• [To-do list]
A - According to the HAProxy setup text, why does the master process need root privileges?
B - List every distinct file or directory path that appears in the HAProxy setup text.
C - Extend the HAProxy setup text, picking up right after its last sentence.

• [Text block]
########

This shows that HAProxy is running as both the root and haproxy users. The process that runs as a root user is called the master process and it needs root privileges to bind to ports lower than 1024 (like port 80 or 443 for HTTP/HTTPS). The second process that is running as the haproxy user is the worker process that handles the actual processing of the requests. For security reasons, this process runs as the less privileged haproxy user.

HAProxy needs to have the fullchain.pem and privkey.pem combined in one file. Create a directory to store the combined file at /etc/haproxy/certs and concatenate the two files. Run the following commands after replacing yourwebsite.com with your domain. We also need to set the owner of the directory /etc/haproxy/certs to the user that runs the HAProxy process as determined by the previous command. Once we know the haproxy process user, we need to set the permissions so that only it can read and write files in the directory.

DOMAIN='yourwebsite.com'
sudo mkdir -p /etc/haproxy/certs
sudo sh -c "cat /etc/letsencrypt/live/$DOMAIN/fullchain.pem /etc/letsencrypt/live/$DOMAIN/privkey.pem > /etc/haproxy/certs/$DOMAIN.pem"
sudo chmod -R 600 /etc/haproxy/certs

Next, edit the config file to configure HAProxy as our load balancer:

sudo nano /etc/haproxy/haproxy.cfg

In the configuration file, set up a frontend that listens for incoming connections and a backend that distributes the connections to the application servers. Please replace <web-server-vm-1-ip> and <web-server-vm-2-ip> with the IP addresses of the application servers. Also, replace, yourwebsite.com with your domain.

########

• [Collected material]

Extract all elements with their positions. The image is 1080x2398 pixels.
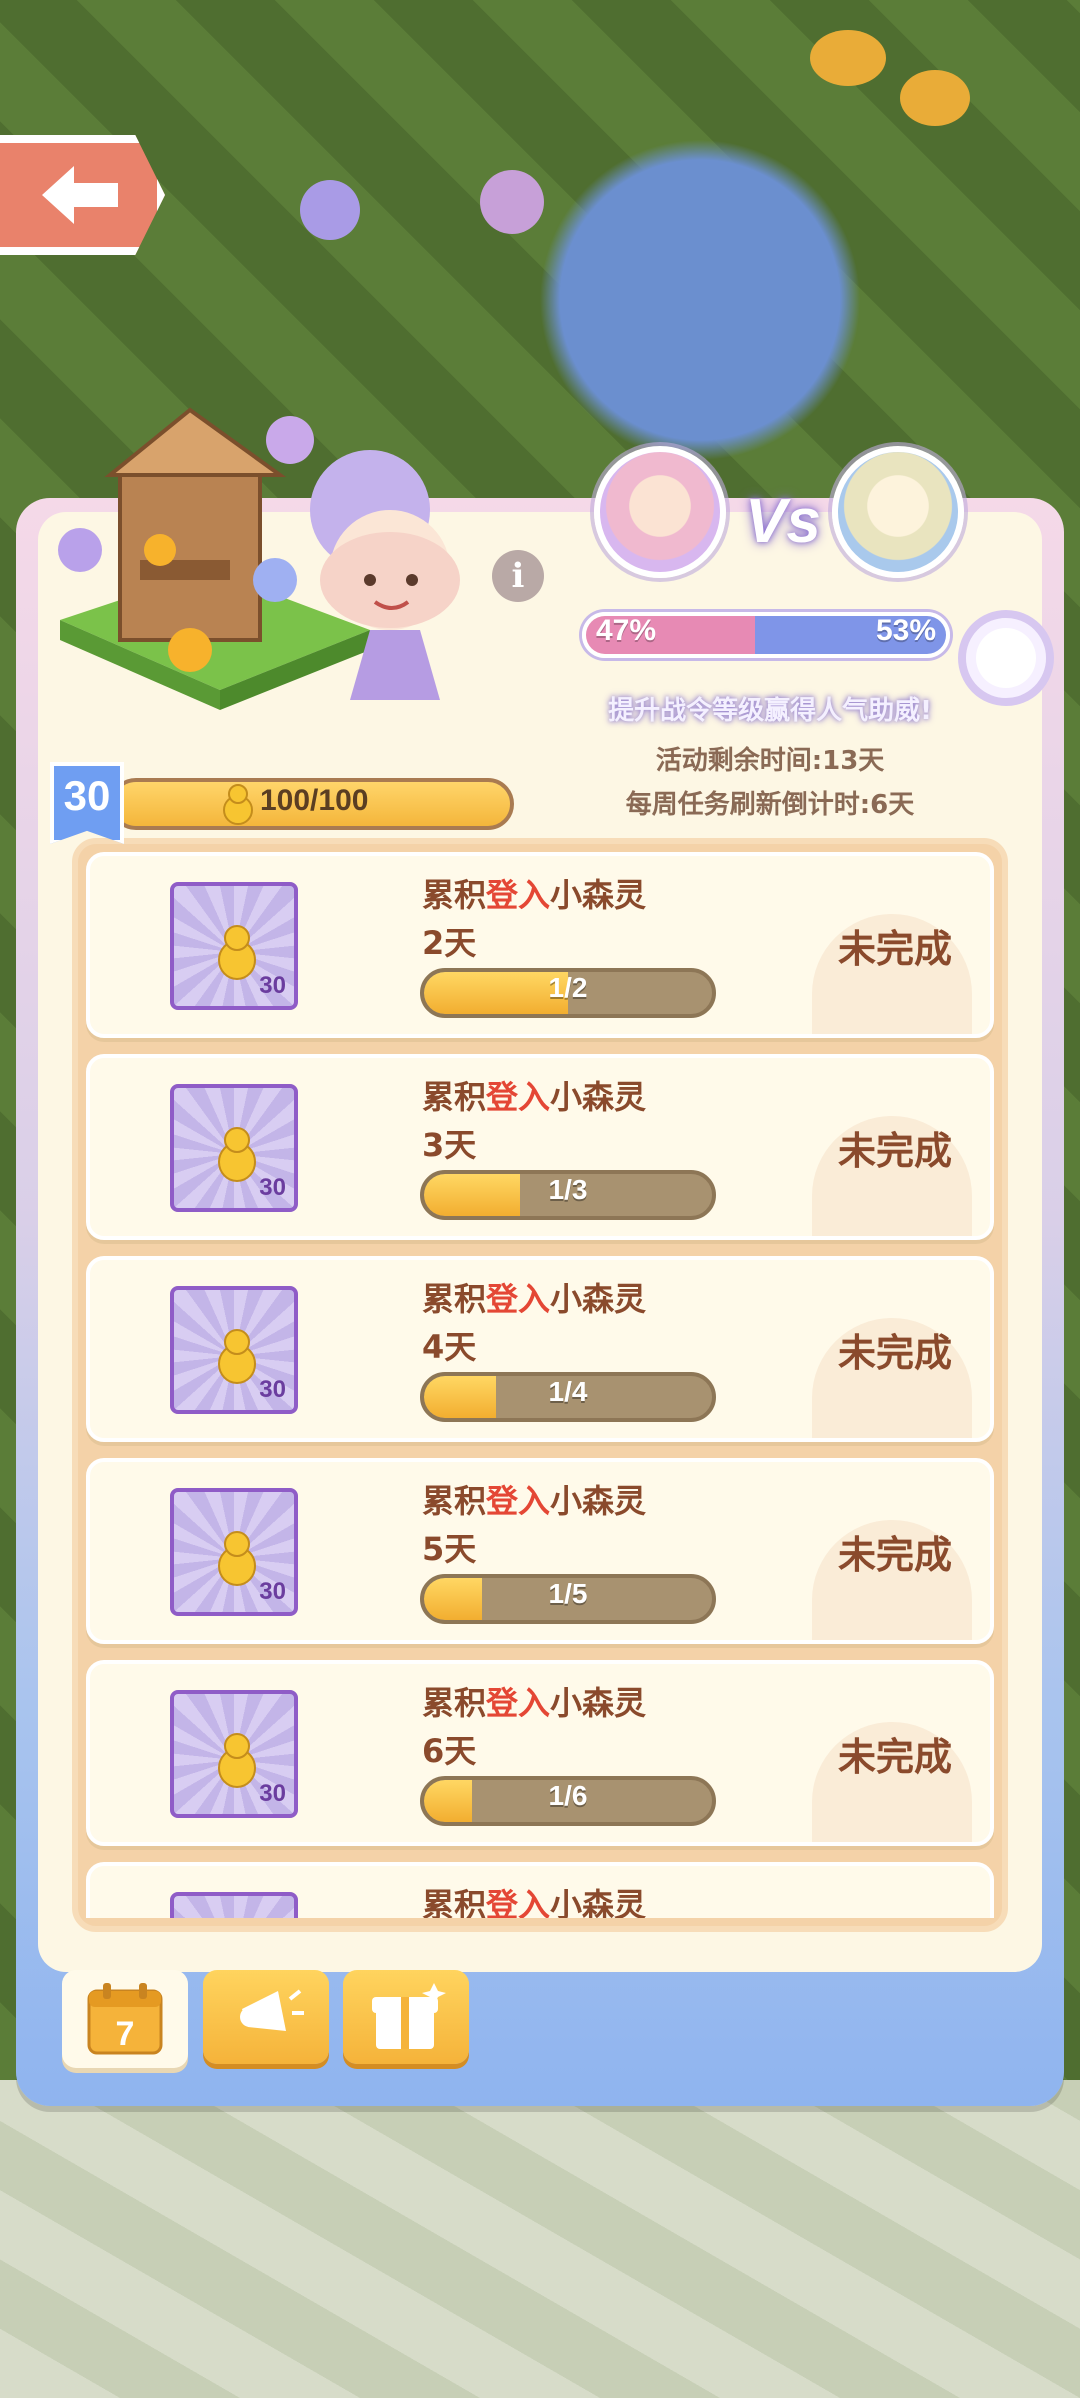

########

• [Per-task outputs]
A - It needs them to bind to ports lower than 1024, such as port 80 or 443 for HTTP/HTTPS.

B -
- /etc/haproxy/certs
- /etc/letsencrypt/live/$DOMAIN/fullchain.pem
- /etc/letsencrypt/live/$DOMAIN/privkey.pem
- /etc/haproxy/certs/$DOMAIN.pem
- /etc/haproxy/haproxy.cfg

C -
Frontend section

In HAProxy configuration, the frontend section defines the settings for incoming network traffic. We will set up two frontends, one for HTTP traffic and one for HTTPS traffic, with the HTTP traffic being redirected to HTTPS, forward Let’s Encrypt domain validation requests to a specific backend named letsencrypt-backend, and all incoming HTTPS traffic are forwarded to a specific backend named www-backend. Add the following after the global and defaults sections. Please note that we need to tell HAProxy where to find the file that combines the fullchain.pem and privkey.pem that we did in step 4, which represents the TLS certificate HAProxy needs to establish secure connections.

after replacing yourwebsite.com with your domain as in the highlighted line below.

frontend www-http
  bind *:80
  http-request add-header X-Forwarded-Proto http
  redirect scheme https if !{ ssl_fc }

frontend www-https
  bind *:443 ssl crt /etc/haproxy/certs/yourwebsite.com.pem
  http-request add-header X-Forwarded-Proto https
  acl letsencrypt-acl path_beg /.well-known/acme-challenge/
  use_backend letsencrypt-backend if letsencrypt-acl
  default_backend www-backend

Backend section

In HAProxy configuration, the backend section defines the group of servers that will handle the requests forwarded by the frontend. We will define the two backends referenced in the frontend section above: www-backend and letsencrypt-backend. The www-backend will set the load balancing algorithm to round robin, which distributes incoming connections evenly across the listed servers in a circular order. The letsencrypt-backend will be used for handling Let’s Encrypt validation requests, which will be handled on localhost port 9876. We also need to enable HTTP health checks, so HAProxy stops routing requests to servers that are down or offline. We will configure HAProxy to perform a TCP connection check by sending an HTTP GET request to the /health endpoint for health checks. This because our sample website is configured to return OK/successful (200) status code when it’s running or online.

backend www-backend
  option httpchk

  http-check connect
  http-check send meth GET uri /health
  http-check expect status 200

  balance roundrobin
  server server1 <web-server-vm-2-ip>:80 check
  server server2 <web-server-vm-3-ip>:80 check

backend letsencrypt-backend
  server letsencrypt 127.0.0.1:9876

Now, let’s check HAProxy’s configuration file for errors:

sudo haproxy -c -f /etc/haproxy/haproxy.cfg

If the config file is valid, then this should produce no output.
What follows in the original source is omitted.